>> begin PROVIDED RECORDS

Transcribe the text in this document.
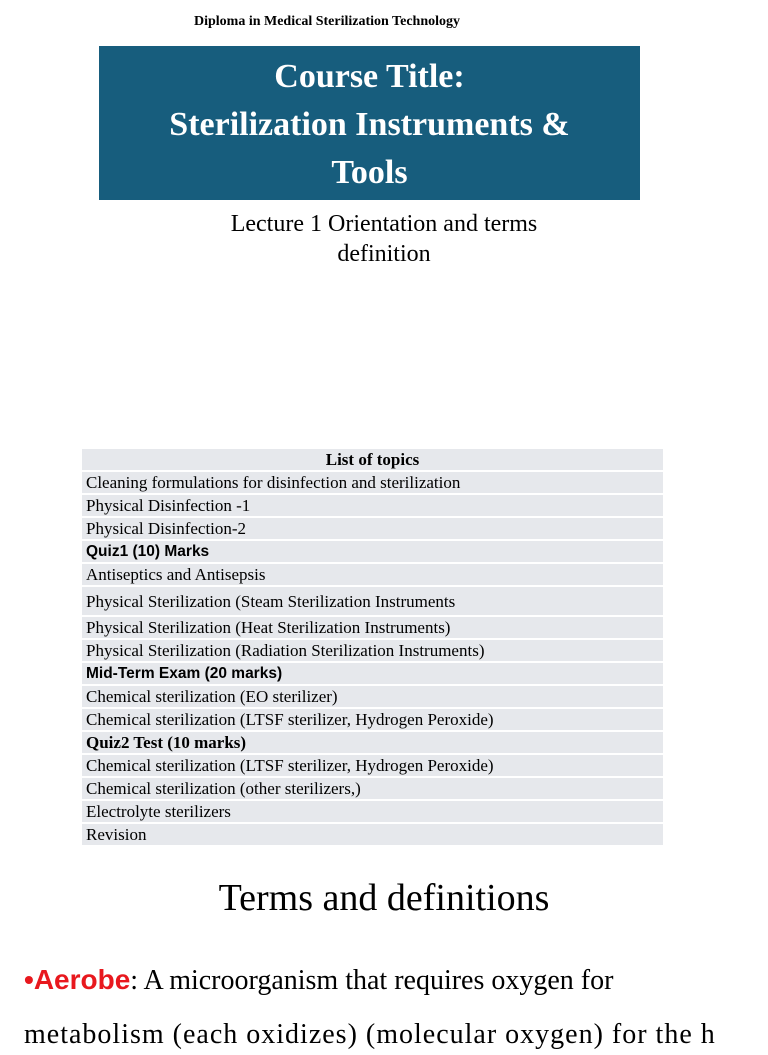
Diploma in Medical Sterilization Technology
Course Title:
Sterilization Instruments &
Tools
Lecture 1 Orientation and terms
definition
List of topics
Cleaning formulations for disinfection and sterilization
Physical Disinfection -1
Physical Disinfection-2
Quiz1 (10) Marks
Antiseptics and Antisepsis
Physical Sterilization (Steam Sterilization Instruments
Physical Sterilization (Heat Sterilization Instruments)
Physical Sterilization (Radiation Sterilization Instruments)
Mid-Term Exam (20 marks)
Chemical sterilization (EO sterilizer)
Chemical sterilization (LTSF sterilizer, Hydrogen Peroxide)
Quiz2 Test (10 marks)
Chemical sterilization (LTSF sterilizer, Hydrogen Peroxide)
Chemical sterilization (other sterilizers,)
Electrolyte sterilizers
Revision
Terms and definitions
•Aerobe: A microorganism that requires oxygen for
metabolism (each oxidizes) (molecular oxygen) for the h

>> end PROVIDED RECORDS

Wherever a line in the data above holds "sterilizers", copy that line.

_ANSWER FOR THIS EXERCISE_
Chemical sterilization (other sterilizers,)
Electrolyte sterilizers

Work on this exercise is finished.